[Extracted records]

.....

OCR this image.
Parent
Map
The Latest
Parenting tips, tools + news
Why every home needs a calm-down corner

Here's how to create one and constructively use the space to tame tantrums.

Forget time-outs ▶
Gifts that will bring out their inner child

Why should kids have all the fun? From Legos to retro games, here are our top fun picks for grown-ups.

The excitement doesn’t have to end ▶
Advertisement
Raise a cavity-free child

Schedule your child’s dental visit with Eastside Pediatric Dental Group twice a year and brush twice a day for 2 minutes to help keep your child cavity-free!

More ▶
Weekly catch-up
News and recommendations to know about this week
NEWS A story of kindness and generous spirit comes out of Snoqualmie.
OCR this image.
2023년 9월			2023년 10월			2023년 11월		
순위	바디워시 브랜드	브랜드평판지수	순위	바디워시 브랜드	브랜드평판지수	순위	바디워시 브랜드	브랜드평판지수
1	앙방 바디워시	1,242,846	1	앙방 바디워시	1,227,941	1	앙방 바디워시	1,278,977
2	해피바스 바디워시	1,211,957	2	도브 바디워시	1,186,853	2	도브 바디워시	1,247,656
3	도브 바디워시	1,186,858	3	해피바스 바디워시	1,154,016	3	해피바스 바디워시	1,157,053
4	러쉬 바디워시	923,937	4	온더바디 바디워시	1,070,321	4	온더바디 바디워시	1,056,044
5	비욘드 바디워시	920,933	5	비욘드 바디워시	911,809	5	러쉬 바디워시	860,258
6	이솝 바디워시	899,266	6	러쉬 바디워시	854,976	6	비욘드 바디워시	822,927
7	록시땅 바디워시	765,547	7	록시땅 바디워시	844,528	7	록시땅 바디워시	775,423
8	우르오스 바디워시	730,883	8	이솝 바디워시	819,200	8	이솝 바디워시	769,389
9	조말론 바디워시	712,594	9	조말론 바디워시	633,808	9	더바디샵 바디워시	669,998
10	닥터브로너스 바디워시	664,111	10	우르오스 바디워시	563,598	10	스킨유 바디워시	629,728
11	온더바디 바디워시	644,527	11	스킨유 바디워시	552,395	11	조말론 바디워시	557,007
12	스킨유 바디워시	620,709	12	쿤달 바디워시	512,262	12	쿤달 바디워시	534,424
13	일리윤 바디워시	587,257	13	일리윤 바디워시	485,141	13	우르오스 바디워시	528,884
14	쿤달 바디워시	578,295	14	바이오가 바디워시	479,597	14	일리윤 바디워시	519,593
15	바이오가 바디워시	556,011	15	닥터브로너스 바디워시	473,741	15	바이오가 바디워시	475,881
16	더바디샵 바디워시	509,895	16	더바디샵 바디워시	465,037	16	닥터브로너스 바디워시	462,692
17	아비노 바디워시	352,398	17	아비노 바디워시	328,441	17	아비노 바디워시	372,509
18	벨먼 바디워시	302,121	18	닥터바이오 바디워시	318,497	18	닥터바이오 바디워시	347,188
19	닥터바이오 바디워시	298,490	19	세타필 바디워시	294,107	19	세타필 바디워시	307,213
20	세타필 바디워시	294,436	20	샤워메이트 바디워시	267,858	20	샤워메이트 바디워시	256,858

.....

● **REQUEST**
Print every record exactly as it was given.

● **WRITTEN SOLUTION**
OCR this image.
Parent
Map
The Latest
Parenting tips, tools + news
Why every home needs a calm-down corner

Here's how to create one and constructively use the space to tame tantrums.

Forget time-outs ▶
Gifts that will bring out their inner child

Why should kids have all the fun? From Legos to retro games, here are our top fun picks for grown-ups.

The excitement doesn’t have to end ▶
Advertisement
Raise a cavity-free child

Schedule your child’s dental visit with Eastside Pediatric Dental Group twice a year and brush twice a day for 2 minutes to help keep your child cavity-free!

More ▶
Weekly catch-up
News and recommendations to know about this week
NEWS A story of kindness and generous spirit comes out of Snoqualmie.
OCR this image.
2023년 9월			2023년 10월			2023년 11월		
순위	바디워시 브랜드	브랜드평판지수	순위	바디워시 브랜드	브랜드평판지수	순위	바디워시 브랜드	브랜드평판지수
1	앙방 바디워시	1,242,846	1	앙방 바디워시	1,227,941	1	앙방 바디워시	1,278,977
2	해피바스 바디워시	1,211,957	2	도브 바디워시	1,186,853	2	도브 바디워시	1,247,656
3	도브 바디워시	1,186,858	3	해피바스 바디워시	1,154,016	3	해피바스 바디워시	1,157,053
4	러쉬 바디워시	923,937	4	온더바디 바디워시	1,070,321	4	온더바디 바디워시	1,056,044
5	비욘드 바디워시	920,933	5	비욘드 바디워시	911,809	5	러쉬 바디워시	860,258
6	이솝 바디워시	899,266	6	러쉬 바디워시	854,976	6	비욘드 바디워시	822,927
7	록시땅 바디워시	765,547	7	록시땅 바디워시	844,528	7	록시땅 바디워시	775,423
8	우르오스 바디워시	730,883	8	이솝 바디워시	819,200	8	이솝 바디워시	769,389
9	조말론 바디워시	712,594	9	조말론 바디워시	633,808	9	더바디샵 바디워시	669,998
10	닥터브로너스 바디워시	664,111	10	우르오스 바디워시	563,598	10	스킨유 바디워시	629,728
11	온더바디 바디워시	644,527	11	스킨유 바디워시	552,395	11	조말론 바디워시	557,007
12	스킨유 바디워시	620,709	12	쿤달 바디워시	512,262	12	쿤달 바디워시	534,424
13	일리윤 바디워시	587,257	13	일리윤 바디워시	485,141	13	우르오스 바디워시	528,884
14	쿤달 바디워시	578,295	14	바이오가 바디워시	479,597	14	일리윤 바디워시	519,593
15	바이오가 바디워시	556,011	15	닥터브로너스 바디워시	473,741	15	바이오가 바디워시	475,881
16	더바디샵 바디워시	509,895	16	더바디샵 바디워시	465,037	16	닥터브로너스 바디워시	462,692
17	아비노 바디워시	352,398	17	아비노 바디워시	328,441	17	아비노 바디워시	372,509
18	벨먼 바디워시	302,121	18	닥터바이오 바디워시	318,497	18	닥터바이오 바디워시	347,188
19	닥터바이오 바디워시	298,490	19	세타필 바디워시	294,107	19	세타필 바디워시	307,213
20	세타필 바디워시	294,436	20	샤워메이트 바디워시	267,858	20	샤워메이트 바디워시	256,858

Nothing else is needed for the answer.